*Problem to solve*. Pull out each line of the records holding the string "تعالى".

*Material for this exercise*.
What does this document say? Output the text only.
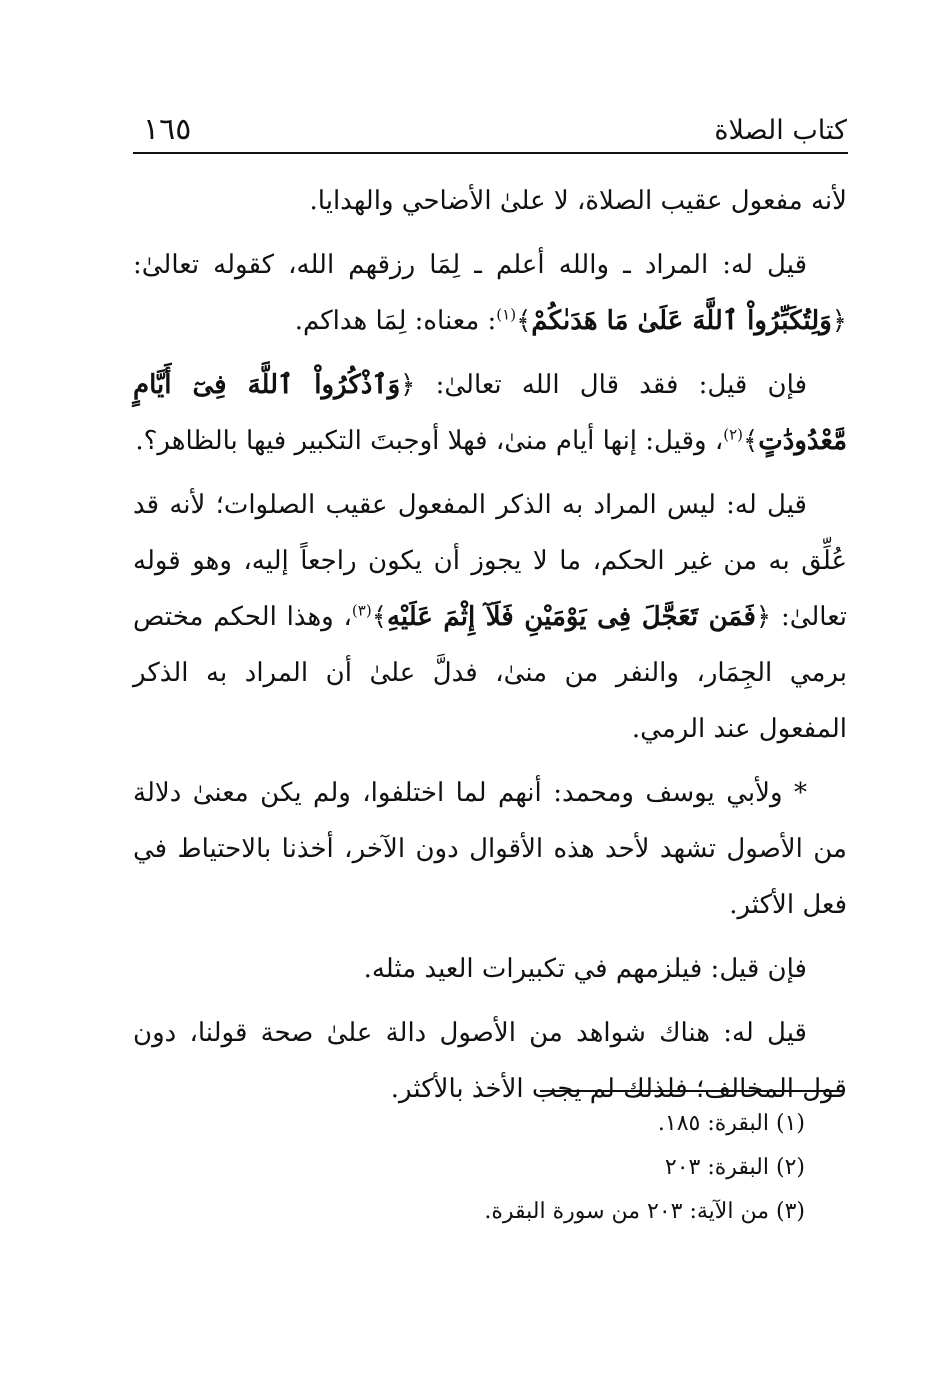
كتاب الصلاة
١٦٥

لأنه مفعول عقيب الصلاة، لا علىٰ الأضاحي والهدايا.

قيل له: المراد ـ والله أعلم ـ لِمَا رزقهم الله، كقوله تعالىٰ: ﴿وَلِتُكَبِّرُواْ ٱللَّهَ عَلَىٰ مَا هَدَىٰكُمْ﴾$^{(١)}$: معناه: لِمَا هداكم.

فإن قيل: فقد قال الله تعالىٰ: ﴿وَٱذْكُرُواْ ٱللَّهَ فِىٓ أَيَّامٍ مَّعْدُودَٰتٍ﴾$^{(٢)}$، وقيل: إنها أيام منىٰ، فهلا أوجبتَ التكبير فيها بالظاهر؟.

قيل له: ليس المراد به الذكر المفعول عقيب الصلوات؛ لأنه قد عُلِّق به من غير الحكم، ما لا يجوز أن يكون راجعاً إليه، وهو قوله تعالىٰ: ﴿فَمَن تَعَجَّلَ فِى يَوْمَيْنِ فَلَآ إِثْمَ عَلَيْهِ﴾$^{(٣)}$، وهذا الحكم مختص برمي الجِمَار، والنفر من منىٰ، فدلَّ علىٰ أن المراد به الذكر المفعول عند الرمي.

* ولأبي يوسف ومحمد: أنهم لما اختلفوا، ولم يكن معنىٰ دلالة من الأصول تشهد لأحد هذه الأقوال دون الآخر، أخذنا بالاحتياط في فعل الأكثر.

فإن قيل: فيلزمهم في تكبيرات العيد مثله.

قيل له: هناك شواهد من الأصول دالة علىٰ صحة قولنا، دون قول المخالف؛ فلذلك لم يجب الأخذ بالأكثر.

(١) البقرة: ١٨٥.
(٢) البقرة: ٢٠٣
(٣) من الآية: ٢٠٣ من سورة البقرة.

---

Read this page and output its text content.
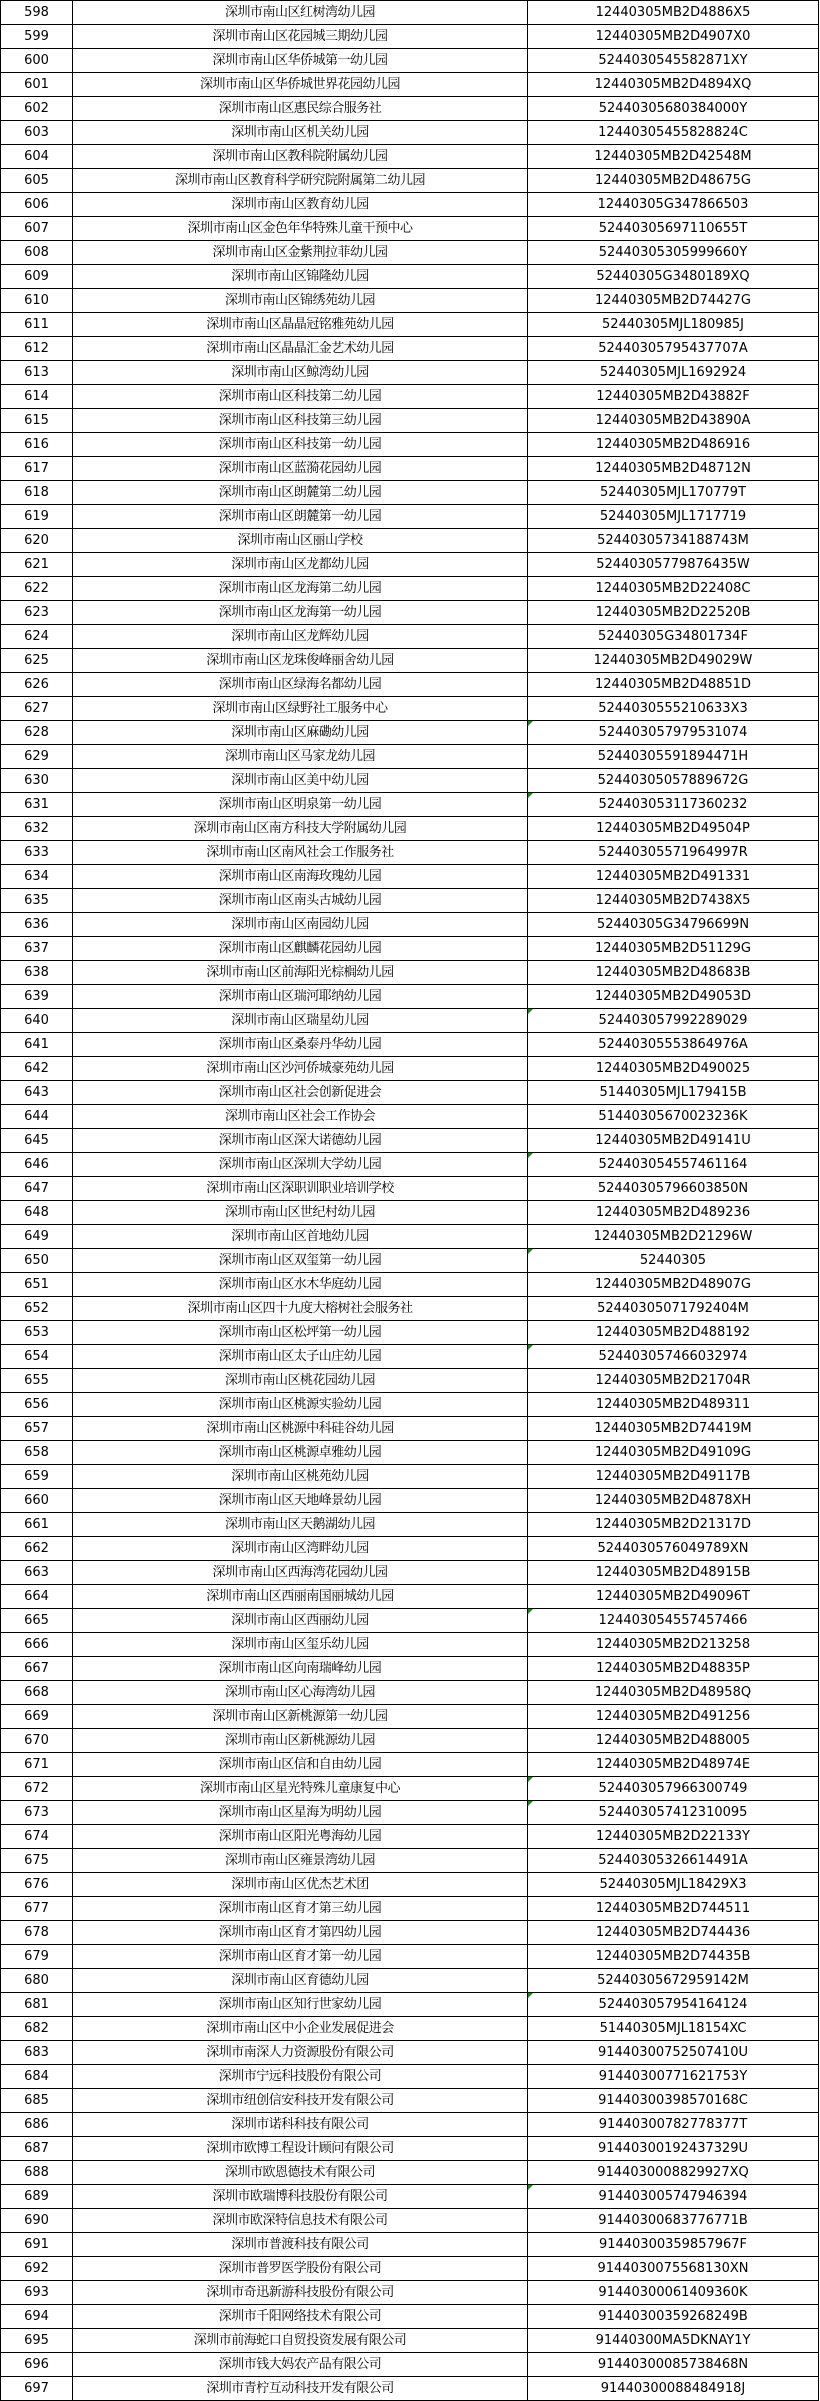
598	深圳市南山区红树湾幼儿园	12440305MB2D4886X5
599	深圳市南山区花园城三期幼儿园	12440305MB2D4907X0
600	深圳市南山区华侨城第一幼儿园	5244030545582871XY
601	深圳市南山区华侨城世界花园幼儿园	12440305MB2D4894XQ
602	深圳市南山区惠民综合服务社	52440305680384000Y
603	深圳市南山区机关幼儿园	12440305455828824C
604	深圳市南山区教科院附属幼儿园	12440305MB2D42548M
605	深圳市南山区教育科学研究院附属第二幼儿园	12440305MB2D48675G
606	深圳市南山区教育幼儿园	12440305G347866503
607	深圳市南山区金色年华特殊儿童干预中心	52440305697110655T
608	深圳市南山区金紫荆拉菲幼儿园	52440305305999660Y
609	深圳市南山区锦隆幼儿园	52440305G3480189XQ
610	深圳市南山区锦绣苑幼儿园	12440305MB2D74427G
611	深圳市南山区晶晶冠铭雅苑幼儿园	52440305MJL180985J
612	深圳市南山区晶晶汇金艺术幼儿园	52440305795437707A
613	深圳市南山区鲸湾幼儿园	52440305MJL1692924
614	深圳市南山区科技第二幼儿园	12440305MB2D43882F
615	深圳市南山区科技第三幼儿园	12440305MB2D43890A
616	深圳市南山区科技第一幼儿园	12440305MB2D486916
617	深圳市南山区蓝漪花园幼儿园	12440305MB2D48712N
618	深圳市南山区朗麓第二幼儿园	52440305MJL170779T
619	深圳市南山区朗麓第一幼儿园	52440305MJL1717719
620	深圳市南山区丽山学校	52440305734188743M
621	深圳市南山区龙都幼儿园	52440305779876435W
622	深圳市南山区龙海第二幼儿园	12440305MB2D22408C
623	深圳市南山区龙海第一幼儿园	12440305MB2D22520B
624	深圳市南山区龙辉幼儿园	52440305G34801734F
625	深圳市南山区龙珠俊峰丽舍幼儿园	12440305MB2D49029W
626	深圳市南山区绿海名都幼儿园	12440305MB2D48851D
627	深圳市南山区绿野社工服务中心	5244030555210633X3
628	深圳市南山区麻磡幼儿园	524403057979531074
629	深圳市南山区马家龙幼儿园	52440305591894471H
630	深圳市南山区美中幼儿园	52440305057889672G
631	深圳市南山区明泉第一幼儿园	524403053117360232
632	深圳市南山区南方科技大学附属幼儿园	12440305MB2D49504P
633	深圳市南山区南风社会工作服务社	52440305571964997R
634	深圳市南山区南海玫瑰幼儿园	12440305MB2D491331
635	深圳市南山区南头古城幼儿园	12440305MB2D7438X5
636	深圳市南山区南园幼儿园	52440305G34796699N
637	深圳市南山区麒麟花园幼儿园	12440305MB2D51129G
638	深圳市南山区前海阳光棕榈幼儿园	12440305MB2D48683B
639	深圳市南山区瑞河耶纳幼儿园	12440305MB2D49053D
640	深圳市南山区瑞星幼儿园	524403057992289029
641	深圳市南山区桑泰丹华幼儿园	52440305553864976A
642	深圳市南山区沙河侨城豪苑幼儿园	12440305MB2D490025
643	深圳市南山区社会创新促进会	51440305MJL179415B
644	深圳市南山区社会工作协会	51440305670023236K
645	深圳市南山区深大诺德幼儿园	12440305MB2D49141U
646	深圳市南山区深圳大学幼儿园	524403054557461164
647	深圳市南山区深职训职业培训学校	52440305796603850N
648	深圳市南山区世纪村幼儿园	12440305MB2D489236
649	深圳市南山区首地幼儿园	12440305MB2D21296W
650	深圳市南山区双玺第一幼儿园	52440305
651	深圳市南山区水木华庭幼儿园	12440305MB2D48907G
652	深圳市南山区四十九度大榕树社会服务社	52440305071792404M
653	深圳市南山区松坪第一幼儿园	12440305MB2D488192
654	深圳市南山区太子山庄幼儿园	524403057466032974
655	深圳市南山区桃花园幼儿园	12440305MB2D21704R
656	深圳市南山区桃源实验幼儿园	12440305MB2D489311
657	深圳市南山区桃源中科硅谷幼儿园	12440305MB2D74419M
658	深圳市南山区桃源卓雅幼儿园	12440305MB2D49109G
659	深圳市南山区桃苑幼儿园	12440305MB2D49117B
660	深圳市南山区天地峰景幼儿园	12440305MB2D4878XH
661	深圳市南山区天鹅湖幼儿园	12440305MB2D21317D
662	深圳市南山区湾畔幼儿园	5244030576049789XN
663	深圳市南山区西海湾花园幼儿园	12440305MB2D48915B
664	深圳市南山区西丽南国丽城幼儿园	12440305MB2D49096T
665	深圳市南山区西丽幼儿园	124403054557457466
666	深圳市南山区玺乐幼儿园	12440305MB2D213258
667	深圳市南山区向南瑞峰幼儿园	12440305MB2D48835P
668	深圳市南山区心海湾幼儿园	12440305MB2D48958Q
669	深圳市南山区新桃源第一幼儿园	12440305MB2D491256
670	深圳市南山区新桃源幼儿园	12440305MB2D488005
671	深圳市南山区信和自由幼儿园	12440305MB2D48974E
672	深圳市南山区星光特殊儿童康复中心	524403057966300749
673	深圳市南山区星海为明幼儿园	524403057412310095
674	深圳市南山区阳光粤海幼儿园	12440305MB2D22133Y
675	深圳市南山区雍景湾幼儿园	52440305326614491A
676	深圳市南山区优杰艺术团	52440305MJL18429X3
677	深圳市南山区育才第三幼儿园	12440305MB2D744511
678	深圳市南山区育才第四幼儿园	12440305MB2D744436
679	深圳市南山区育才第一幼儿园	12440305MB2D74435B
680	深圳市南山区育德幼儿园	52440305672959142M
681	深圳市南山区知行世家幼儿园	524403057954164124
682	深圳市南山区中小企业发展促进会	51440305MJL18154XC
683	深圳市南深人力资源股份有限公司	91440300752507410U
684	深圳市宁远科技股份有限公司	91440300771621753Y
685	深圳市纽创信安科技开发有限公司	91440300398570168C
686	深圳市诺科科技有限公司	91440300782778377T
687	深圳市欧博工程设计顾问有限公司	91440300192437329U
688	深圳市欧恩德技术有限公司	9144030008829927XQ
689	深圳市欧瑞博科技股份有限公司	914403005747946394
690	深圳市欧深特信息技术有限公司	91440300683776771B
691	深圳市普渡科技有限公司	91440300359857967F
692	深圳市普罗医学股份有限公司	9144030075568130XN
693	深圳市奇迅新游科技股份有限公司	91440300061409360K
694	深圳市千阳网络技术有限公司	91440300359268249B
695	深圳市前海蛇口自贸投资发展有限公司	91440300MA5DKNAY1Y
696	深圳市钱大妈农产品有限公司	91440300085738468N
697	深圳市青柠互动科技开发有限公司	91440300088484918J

*Result for this exercise*.
قيل له: المراد ـ والله أعلم ـ لِمَا رزقهم الله، كقوله تعالىٰ: ﴿وَلِتُكَبِّرُواْ ٱللَّهَ عَلَىٰ مَا هَدَىٰكُمْ﴾$^{(١)}$: معناه: لِمَا هداكم.
فإن قيل: فقد قال الله تعالىٰ: ﴿وَٱذْكُرُواْ ٱللَّهَ فِىٓ أَيَّامٍ مَّعْدُودَٰتٍ﴾$^{(٢)}$، وقيل: إنها أيام منىٰ، فهلا أوجبتَ التكبير فيها بالظاهر؟.
قيل له: ليس المراد به الذكر المفعول عقيب الصلوات؛ لأنه قد عُلِّق به من غير الحكم، ما لا يجوز أن يكون راجعاً إليه، وهو قوله تعالىٰ: ﴿فَمَن تَعَجَّلَ فِى يَوْمَيْنِ فَلَآ إِثْمَ عَلَيْهِ﴾$^{(٣)}$، وهذا الحكم مختص برمي الجِمَار، والنفر من منىٰ، فدلَّ علىٰ أن المراد به الذكر المفعول عند الرمي.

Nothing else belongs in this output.